— BEGIN —

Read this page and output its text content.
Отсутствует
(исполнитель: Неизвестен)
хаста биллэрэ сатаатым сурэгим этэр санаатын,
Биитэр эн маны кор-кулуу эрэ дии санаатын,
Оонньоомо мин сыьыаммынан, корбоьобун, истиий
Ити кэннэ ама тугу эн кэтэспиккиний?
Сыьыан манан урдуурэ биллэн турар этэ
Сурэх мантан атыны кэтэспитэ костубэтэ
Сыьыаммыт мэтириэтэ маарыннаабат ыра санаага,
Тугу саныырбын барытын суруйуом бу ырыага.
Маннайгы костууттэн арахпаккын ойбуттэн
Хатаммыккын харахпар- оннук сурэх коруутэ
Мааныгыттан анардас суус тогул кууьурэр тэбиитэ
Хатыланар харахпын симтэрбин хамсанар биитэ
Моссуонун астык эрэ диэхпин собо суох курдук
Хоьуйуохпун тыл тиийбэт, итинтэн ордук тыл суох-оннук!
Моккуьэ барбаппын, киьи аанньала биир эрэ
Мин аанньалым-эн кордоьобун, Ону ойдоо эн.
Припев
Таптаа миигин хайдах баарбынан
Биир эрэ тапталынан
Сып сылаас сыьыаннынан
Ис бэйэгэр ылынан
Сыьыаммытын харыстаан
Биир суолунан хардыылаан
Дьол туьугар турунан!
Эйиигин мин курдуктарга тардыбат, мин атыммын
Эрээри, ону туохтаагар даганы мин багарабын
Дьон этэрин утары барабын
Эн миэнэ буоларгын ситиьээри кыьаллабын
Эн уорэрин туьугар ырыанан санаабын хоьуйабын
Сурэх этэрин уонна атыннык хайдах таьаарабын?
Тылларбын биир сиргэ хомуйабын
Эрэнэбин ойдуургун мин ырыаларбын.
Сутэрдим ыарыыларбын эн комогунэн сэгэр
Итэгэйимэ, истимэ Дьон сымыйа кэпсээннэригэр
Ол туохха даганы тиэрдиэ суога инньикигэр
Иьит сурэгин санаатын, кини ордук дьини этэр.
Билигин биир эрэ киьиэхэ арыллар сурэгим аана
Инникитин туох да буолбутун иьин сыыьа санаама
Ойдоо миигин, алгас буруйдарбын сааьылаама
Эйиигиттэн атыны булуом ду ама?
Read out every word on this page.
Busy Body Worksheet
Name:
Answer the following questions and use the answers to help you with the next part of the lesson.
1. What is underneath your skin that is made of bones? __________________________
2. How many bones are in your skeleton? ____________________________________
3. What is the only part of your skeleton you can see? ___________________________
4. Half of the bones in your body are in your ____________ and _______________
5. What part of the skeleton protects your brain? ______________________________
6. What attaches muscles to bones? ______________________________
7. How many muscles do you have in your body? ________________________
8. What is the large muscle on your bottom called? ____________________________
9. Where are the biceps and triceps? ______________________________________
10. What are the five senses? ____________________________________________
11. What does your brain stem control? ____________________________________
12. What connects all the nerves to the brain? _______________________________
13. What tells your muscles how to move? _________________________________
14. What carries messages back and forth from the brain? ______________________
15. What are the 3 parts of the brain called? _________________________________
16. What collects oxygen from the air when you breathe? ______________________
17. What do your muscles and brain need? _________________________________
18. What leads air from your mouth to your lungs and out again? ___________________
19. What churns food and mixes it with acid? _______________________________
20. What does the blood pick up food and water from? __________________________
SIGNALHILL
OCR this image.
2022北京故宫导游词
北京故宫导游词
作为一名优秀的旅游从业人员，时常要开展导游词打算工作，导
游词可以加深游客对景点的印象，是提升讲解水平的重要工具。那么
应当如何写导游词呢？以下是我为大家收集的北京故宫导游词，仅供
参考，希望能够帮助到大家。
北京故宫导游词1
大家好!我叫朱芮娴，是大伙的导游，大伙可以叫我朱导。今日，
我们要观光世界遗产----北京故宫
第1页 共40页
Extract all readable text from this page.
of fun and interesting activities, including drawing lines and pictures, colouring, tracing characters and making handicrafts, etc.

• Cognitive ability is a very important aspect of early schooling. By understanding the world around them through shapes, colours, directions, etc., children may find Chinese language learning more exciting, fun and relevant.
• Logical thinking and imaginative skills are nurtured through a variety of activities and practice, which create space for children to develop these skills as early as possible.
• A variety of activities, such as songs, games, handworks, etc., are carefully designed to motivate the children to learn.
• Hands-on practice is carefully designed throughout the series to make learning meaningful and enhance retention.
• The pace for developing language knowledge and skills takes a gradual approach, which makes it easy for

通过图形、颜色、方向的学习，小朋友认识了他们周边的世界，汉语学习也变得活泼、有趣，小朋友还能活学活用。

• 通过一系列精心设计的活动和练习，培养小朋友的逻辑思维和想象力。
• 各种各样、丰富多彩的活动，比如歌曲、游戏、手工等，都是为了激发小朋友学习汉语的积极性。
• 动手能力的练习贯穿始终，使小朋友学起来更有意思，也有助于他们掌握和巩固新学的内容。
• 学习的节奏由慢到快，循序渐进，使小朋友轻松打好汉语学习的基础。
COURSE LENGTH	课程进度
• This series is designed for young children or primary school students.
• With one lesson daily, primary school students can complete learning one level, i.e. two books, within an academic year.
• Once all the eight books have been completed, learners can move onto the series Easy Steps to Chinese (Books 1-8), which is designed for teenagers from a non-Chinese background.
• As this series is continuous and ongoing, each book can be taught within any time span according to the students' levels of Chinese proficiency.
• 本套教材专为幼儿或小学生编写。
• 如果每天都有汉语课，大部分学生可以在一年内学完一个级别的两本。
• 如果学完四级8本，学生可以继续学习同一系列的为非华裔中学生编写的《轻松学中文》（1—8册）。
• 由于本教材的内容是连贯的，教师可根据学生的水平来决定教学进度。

— END —

Using the listing above, state the number of lines that hold "этэрин", with no other text.

# Reply
2